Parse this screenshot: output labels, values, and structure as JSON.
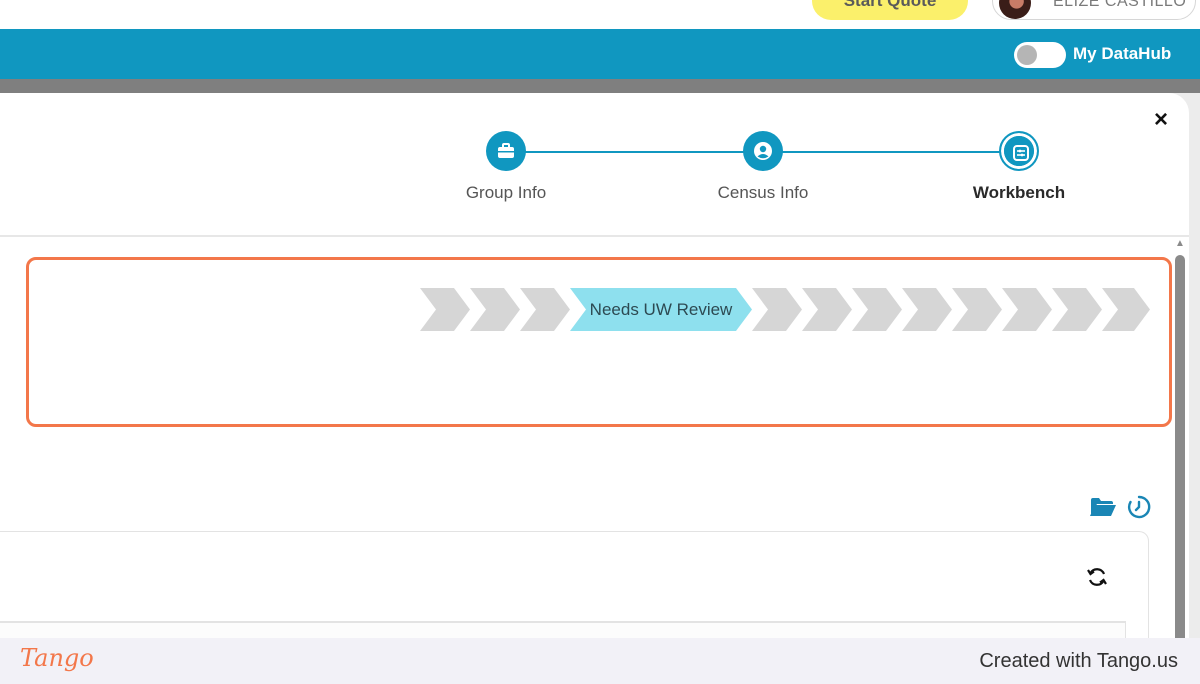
{
  "topbar": {
    "start_quote_label": "Start Quote",
    "user_name": "ELIZE CASTILLO"
  },
  "header": {
    "datahub_label": "My DataHub",
    "datahub_enabled": false
  },
  "modal": {
    "close_label": "×",
    "steps": [
      {
        "label": "Group Info",
        "icon": "briefcase-icon",
        "active": false
      },
      {
        "label": "Census Info",
        "icon": "user-circle-icon",
        "active": false
      },
      {
        "label": "Workbench",
        "icon": "sliders-icon",
        "active": true
      }
    ],
    "status_pipeline": {
      "stages_before": 3,
      "current_stage_label": "Needs UW Review",
      "stages_after": 8
    },
    "tools": {
      "folder_icon": "folder-open-icon",
      "history_icon": "history-clock-icon",
      "refresh_icon": "refresh-icon"
    }
  },
  "footer": {
    "logo_text": "Tango",
    "credit_text": "Created with Tango.us"
  },
  "colors": {
    "header_blue": "#1097c0",
    "highlight_orange": "#f3774a",
    "active_stage": "#8ee0ee",
    "inactive_stage": "#d6d6d6",
    "start_quote_yellow": "#fbf06b"
  }
}
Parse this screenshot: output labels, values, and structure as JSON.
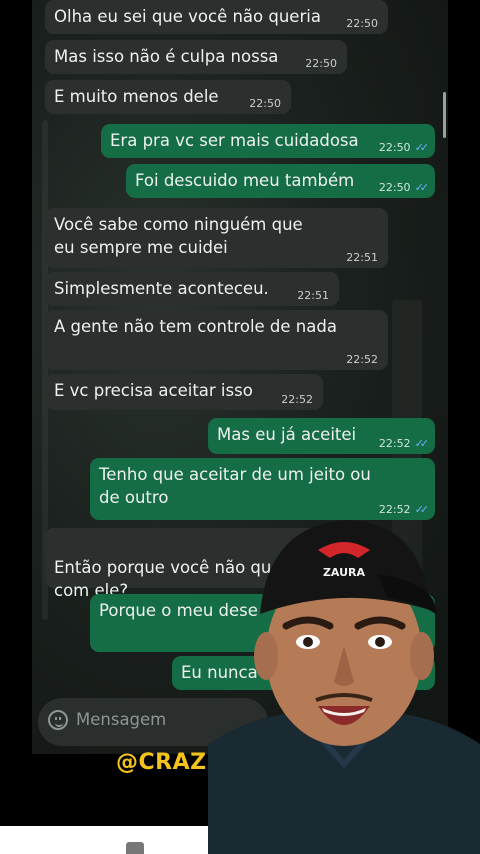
{
  "messages": [
    {
      "direction": "in",
      "text": "Olha eu sei que você não queria",
      "time": "22:50"
    },
    {
      "direction": "in",
      "text": "Mas isso não é culpa nossa",
      "time": "22:50"
    },
    {
      "direction": "in",
      "text": "E muito menos dele",
      "time": "22:50"
    },
    {
      "direction": "out",
      "text": "Era pra vc ser mais cuidadosa",
      "time": "22:50",
      "read": true
    },
    {
      "direction": "out",
      "text": "Foi descuido meu também",
      "time": "22:50",
      "read": true
    },
    {
      "direction": "in",
      "text": "Você sabe como ninguém que eu sempre me cuidei",
      "time": "22:51"
    },
    {
      "direction": "in",
      "text": "Simplesmente aconteceu.",
      "time": "22:51"
    },
    {
      "direction": "in",
      "text": "A gente não tem controle de nada",
      "time": "22:52"
    },
    {
      "direction": "in",
      "text": "E vc precisa aceitar isso",
      "time": "22:52"
    },
    {
      "direction": "out",
      "text": "Mas eu já aceitei",
      "time": "22:52",
      "read": true
    },
    {
      "direction": "out",
      "text": "Tenho que aceitar de um jeito ou de outro",
      "time": "22:52",
      "read": true
    },
    {
      "direction": "in",
      "text": "Então porque você não qu\ncom ele?",
      "time": ""
    },
    {
      "direction": "out",
      "text": "Porque o meu dese",
      "time": ""
    },
    {
      "direction": "out",
      "text": "Eu nunca",
      "time": ""
    }
  ],
  "composer": {
    "placeholder": "Mensagem"
  },
  "watermark": "@CRAZ",
  "cap_text": "ZAURA",
  "colors": {
    "incoming": "#2b302e",
    "outgoing": "#156d45",
    "ticks": "#65b3ff",
    "watermark": "#f4c31e"
  },
  "icons": [
    "emoji-icon",
    "read-ticks-icon",
    "scroll-down-icon"
  ]
}
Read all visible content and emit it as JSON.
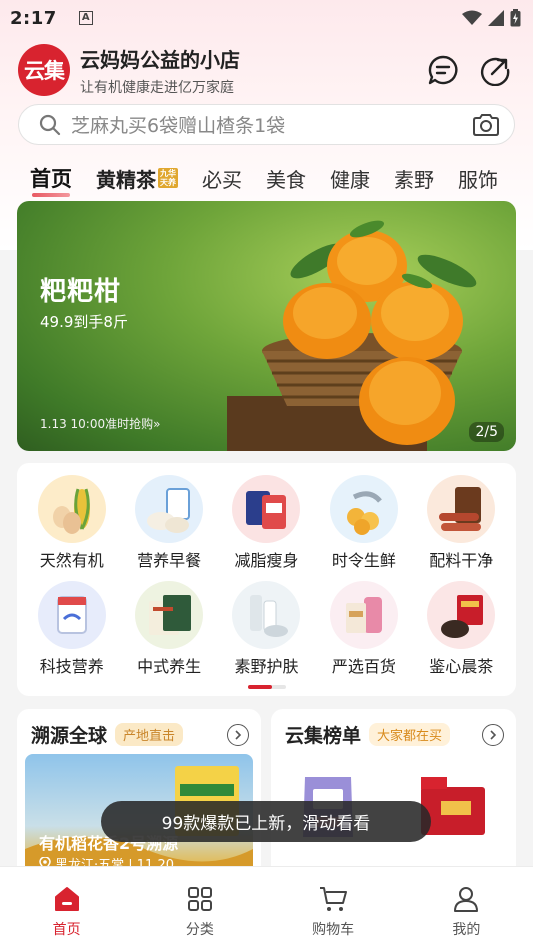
{
  "status_bar": {
    "time": "2:17",
    "notif_letter": "A"
  },
  "header": {
    "logo_text": "云集",
    "shop_name": "云妈妈公益的小店",
    "slogan": "让有机健康走进亿万家庭",
    "message_icon": "message-icon",
    "share_icon": "share-icon"
  },
  "search": {
    "placeholder": "芝麻丸买6袋赠山楂条1袋",
    "icon": "search-icon",
    "camera_icon": "camera-icon"
  },
  "tabs": [
    {
      "label": "首页",
      "active": true
    },
    {
      "label": "黄精茶",
      "badge_top": "九华",
      "badge_bottom": "天养"
    },
    {
      "label": "必买"
    },
    {
      "label": "美食"
    },
    {
      "label": "健康"
    },
    {
      "label": "素野"
    },
    {
      "label": "服饰"
    }
  ],
  "banner": {
    "title": "粑粑柑",
    "subtitle": "49.9到手8斤",
    "note": "1.13 10:00准时抢购»",
    "page_indicator": "2/5"
  },
  "categories": [
    {
      "label": "天然有机",
      "icon": "eggs-corn-icon",
      "bg": "#fdecc9"
    },
    {
      "label": "营养早餐",
      "icon": "buns-icon",
      "bg": "#e4f0fb"
    },
    {
      "label": "减脂瘦身",
      "icon": "diet-pack-icon",
      "bg": "#fbe3e3"
    },
    {
      "label": "时令生鲜",
      "icon": "seafood-icon",
      "bg": "#e6f2fb"
    },
    {
      "label": "配料干净",
      "icon": "sausage-icon",
      "bg": "#fbe9dc"
    },
    {
      "label": "科技营养",
      "icon": "supplement-icon",
      "bg": "#e7ecfb"
    },
    {
      "label": "中式养生",
      "icon": "herbal-box-icon",
      "bg": "#eef3e1"
    },
    {
      "label": "素野护肤",
      "icon": "skincare-icon",
      "bg": "#eef3f6"
    },
    {
      "label": "严选百货",
      "icon": "detergent-icon",
      "bg": "#fbeef2"
    },
    {
      "label": "鉴心晨茶",
      "icon": "tea-gift-icon",
      "bg": "#fbe6e6"
    }
  ],
  "cards": {
    "left": {
      "title": "溯源全球",
      "tag": "产地直击",
      "visual_title": "有机稻花香2号溯源",
      "visual_location": "黑龙江·五常 | 11.20"
    },
    "right": {
      "title": "云集榜单",
      "tag": "大家都在买"
    }
  },
  "toast": "99款爆款已上新，滑动看看",
  "bottom_nav": [
    {
      "label": "首页",
      "icon": "home-icon",
      "active": true
    },
    {
      "label": "分类",
      "icon": "grid-icon"
    },
    {
      "label": "购物车",
      "icon": "cart-icon"
    },
    {
      "label": "我的",
      "icon": "user-icon"
    }
  ],
  "colors": {
    "brand": "#d8232f",
    "tag_bg": "#fbe9c6",
    "tag_text": "#c9852a"
  }
}
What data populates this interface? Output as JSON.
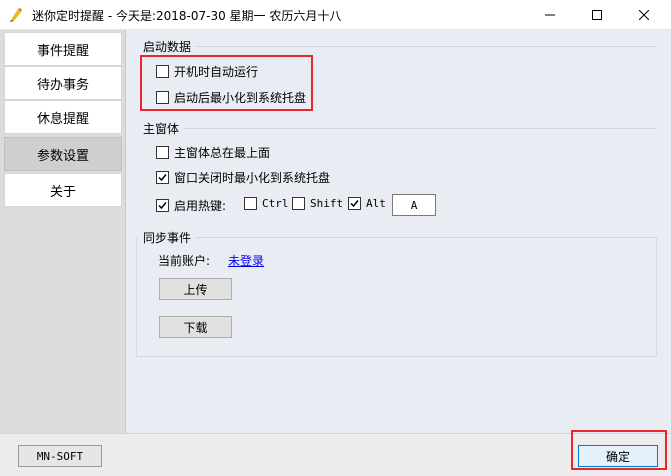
{
  "window": {
    "title": "迷你定时提醒 - 今天是:2018-07-30 星期一 农历六月十八"
  },
  "sidebar": {
    "items": [
      {
        "label": "事件提醒"
      },
      {
        "label": "待办事务"
      },
      {
        "label": "休息提醒"
      },
      {
        "label": "参数设置",
        "active": true
      },
      {
        "label": "关于"
      }
    ]
  },
  "startup": {
    "title": "启动数据",
    "autorun": {
      "label": "开机时自动运行",
      "checked": false
    },
    "minimize_tray": {
      "label": "启动后最小化到系统托盘",
      "checked": false
    }
  },
  "mainwindow": {
    "title": "主窗体",
    "always_on_top": {
      "label": "主窗体总在最上面",
      "checked": false
    },
    "close_to_tray": {
      "label": "窗口关闭时最小化到系统托盘",
      "checked": true
    },
    "hotkey": {
      "label": "启用热键:",
      "checked": true,
      "ctrl": {
        "label": "Ctrl",
        "checked": false
      },
      "shift": {
        "label": "Shift",
        "checked": false
      },
      "alt": {
        "label": "Alt",
        "checked": true
      },
      "key_value": "A"
    }
  },
  "sync": {
    "title": "同步事件",
    "account_label": "当前账户:",
    "account_link": "未登录",
    "upload_label": "上传",
    "download_label": "下载"
  },
  "footer": {
    "brand_label": "MN-SOFT",
    "ok_label": "确定"
  },
  "colors": {
    "highlight": "#e8262b",
    "link": "#0000ee",
    "ok_border": "#0078d7"
  }
}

_WHAT TO WORK ON_
Write out the records above exactly as they appear, leaving out any pictures.

_TASK OUTPUT_
Parse this screenshot: output labels, values, and structure as JSON.
{
  "topbar": {
    "start_quote_label": "Start Quote",
    "user_name": "ELIZE CASTILLO"
  },
  "header": {
    "datahub_label": "My DataHub",
    "datahub_enabled": false
  },
  "modal": {
    "close_label": "×",
    "steps": [
      {
        "label": "Group Info",
        "icon": "briefcase-icon",
        "active": false
      },
      {
        "label": "Census Info",
        "icon": "user-circle-icon",
        "active": false
      },
      {
        "label": "Workbench",
        "icon": "sliders-icon",
        "active": true
      }
    ],
    "status_pipeline": {
      "stages_before": 3,
      "current_stage_label": "Needs UW Review",
      "stages_after": 8
    },
    "tools": {
      "folder_icon": "folder-open-icon",
      "history_icon": "history-clock-icon",
      "refresh_icon": "refresh-icon"
    }
  },
  "footer": {
    "logo_text": "Tango",
    "credit_text": "Created with Tango.us"
  },
  "colors": {
    "header_blue": "#1097c0",
    "highlight_orange": "#f3774a",
    "active_stage": "#8ee0ee",
    "inactive_stage": "#d6d6d6",
    "start_quote_yellow": "#fbf06b"
  }
}
Parse this screenshot: output labels, values, and structure as JSON.
{
  "messages": [
    {
      "direction": "in",
      "text": "Olha eu sei que você não queria",
      "time": "22:50"
    },
    {
      "direction": "in",
      "text": "Mas isso não é culpa nossa",
      "time": "22:50"
    },
    {
      "direction": "in",
      "text": "E muito menos dele",
      "time": "22:50"
    },
    {
      "direction": "out",
      "text": "Era pra vc ser mais cuidadosa",
      "time": "22:50",
      "read": true
    },
    {
      "direction": "out",
      "text": "Foi descuido meu também",
      "time": "22:50",
      "read": true
    },
    {
      "direction": "in",
      "text": "Você sabe como ninguém que eu sempre me cuidei",
      "time": "22:51"
    },
    {
      "direction": "in",
      "text": "Simplesmente aconteceu.",
      "time": "22:51"
    },
    {
      "direction": "in",
      "text": "A gente não tem controle de nada",
      "time": "22:52"
    },
    {
      "direction": "in",
      "text": "E vc precisa aceitar isso",
      "time": "22:52"
    },
    {
      "direction": "out",
      "text": "Mas eu já aceitei",
      "time": "22:52",
      "read": true
    },
    {
      "direction": "out",
      "text": "Tenho que aceitar de um jeito ou de outro",
      "time": "22:52",
      "read": true
    },
    {
      "direction": "in",
      "text": "Então porque você não qu\ncom ele?",
      "time": ""
    },
    {
      "direction": "out",
      "text": "Porque o meu dese",
      "time": ""
    },
    {
      "direction": "out",
      "text": "Eu nunca",
      "time": ""
    }
  ],
  "composer": {
    "placeholder": "Mensagem"
  },
  "watermark": "@CRAZ",
  "cap_text": "ZAURA",
  "colors": {
    "incoming": "#2b302e",
    "outgoing": "#156d45",
    "ticks": "#65b3ff",
    "watermark": "#f4c31e"
  },
  "icons": [
    "emoji-icon",
    "read-ticks-icon",
    "scroll-down-icon"
  ]
}
Read all visible content and emit it as JSON.
{
  "status_bar": {
    "time": "2:17",
    "notif_letter": "A"
  },
  "header": {
    "logo_text": "云集",
    "shop_name": "云妈妈公益的小店",
    "slogan": "让有机健康走进亿万家庭",
    "message_icon": "message-icon",
    "share_icon": "share-icon"
  },
  "search": {
    "placeholder": "芝麻丸买6袋赠山楂条1袋",
    "icon": "search-icon",
    "camera_icon": "camera-icon"
  },
  "tabs": [
    {
      "label": "首页",
      "active": true
    },
    {
      "label": "黄精茶",
      "badge_top": "九华",
      "badge_bottom": "天养"
    },
    {
      "label": "必买"
    },
    {
      "label": "美食"
    },
    {
      "label": "健康"
    },
    {
      "label": "素野"
    },
    {
      "label": "服饰"
    }
  ],
  "banner": {
    "title": "粑粑柑",
    "subtitle": "49.9到手8斤",
    "note": "1.13 10:00准时抢购»",
    "page_indicator": "2/5"
  },
  "categories": [
    {
      "label": "天然有机",
      "icon": "eggs-corn-icon",
      "bg": "#fdecc9"
    },
    {
      "label": "营养早餐",
      "icon": "buns-icon",
      "bg": "#e4f0fb"
    },
    {
      "label": "减脂瘦身",
      "icon": "diet-pack-icon",
      "bg": "#fbe3e3"
    },
    {
      "label": "时令生鲜",
      "icon": "seafood-icon",
      "bg": "#e6f2fb"
    },
    {
      "label": "配料干净",
      "icon": "sausage-icon",
      "bg": "#fbe9dc"
    },
    {
      "label": "科技营养",
      "icon": "supplement-icon",
      "bg": "#e7ecfb"
    },
    {
      "label": "中式养生",
      "icon": "herbal-box-icon",
      "bg": "#eef3e1"
    },
    {
      "label": "素野护肤",
      "icon": "skincare-icon",
      "bg": "#eef3f6"
    },
    {
      "label": "严选百货",
      "icon": "detergent-icon",
      "bg": "#fbeef2"
    },
    {
      "label": "鉴心晨茶",
      "icon": "tea-gift-icon",
      "bg": "#fbe6e6"
    }
  ],
  "cards": {
    "left": {
      "title": "溯源全球",
      "tag": "产地直击",
      "visual_title": "有机稻花香2号溯源",
      "visual_location": "黑龙江·五常 | 11.20"
    },
    "right": {
      "title": "云集榜单",
      "tag": "大家都在买"
    }
  },
  "toast": "99款爆款已上新，滑动看看",
  "bottom_nav": [
    {
      "label": "首页",
      "icon": "home-icon",
      "active": true
    },
    {
      "label": "分类",
      "icon": "grid-icon"
    },
    {
      "label": "购物车",
      "icon": "cart-icon"
    },
    {
      "label": "我的",
      "icon": "user-icon"
    }
  ],
  "colors": {
    "brand": "#d8232f",
    "tag_bg": "#fbe9c6",
    "tag_text": "#c9852a"
  }
}
What data populates this interface? Output as JSON.
{
  "window": {
    "title": "迷你定时提醒 - 今天是:2018-07-30 星期一 农历六月十八"
  },
  "sidebar": {
    "items": [
      {
        "label": "事件提醒"
      },
      {
        "label": "待办事务"
      },
      {
        "label": "休息提醒"
      },
      {
        "label": "参数设置",
        "active": true
      },
      {
        "label": "关于"
      }
    ]
  },
  "startup": {
    "title": "启动数据",
    "autorun": {
      "label": "开机时自动运行",
      "checked": false
    },
    "minimize_tray": {
      "label": "启动后最小化到系统托盘",
      "checked": false
    }
  },
  "mainwindow": {
    "title": "主窗体",
    "always_on_top": {
      "label": "主窗体总在最上面",
      "checked": false
    },
    "close_to_tray": {
      "label": "窗口关闭时最小化到系统托盘",
      "checked": true
    },
    "hotkey": {
      "label": "启用热键:",
      "checked": true,
      "ctrl": {
        "label": "Ctrl",
        "checked": false
      },
      "shift": {
        "label": "Shift",
        "checked": false
      },
      "alt": {
        "label": "Alt",
        "checked": true
      },
      "key_value": "A"
    }
  },
  "sync": {
    "title": "同步事件",
    "account_label": "当前账户:",
    "account_link": "未登录",
    "upload_label": "上传",
    "download_label": "下载"
  },
  "footer": {
    "brand_label": "MN-SOFT",
    "ok_label": "确定"
  },
  "colors": {
    "highlight": "#e8262b",
    "link": "#0000ee",
    "ok_border": "#0078d7"
  }
}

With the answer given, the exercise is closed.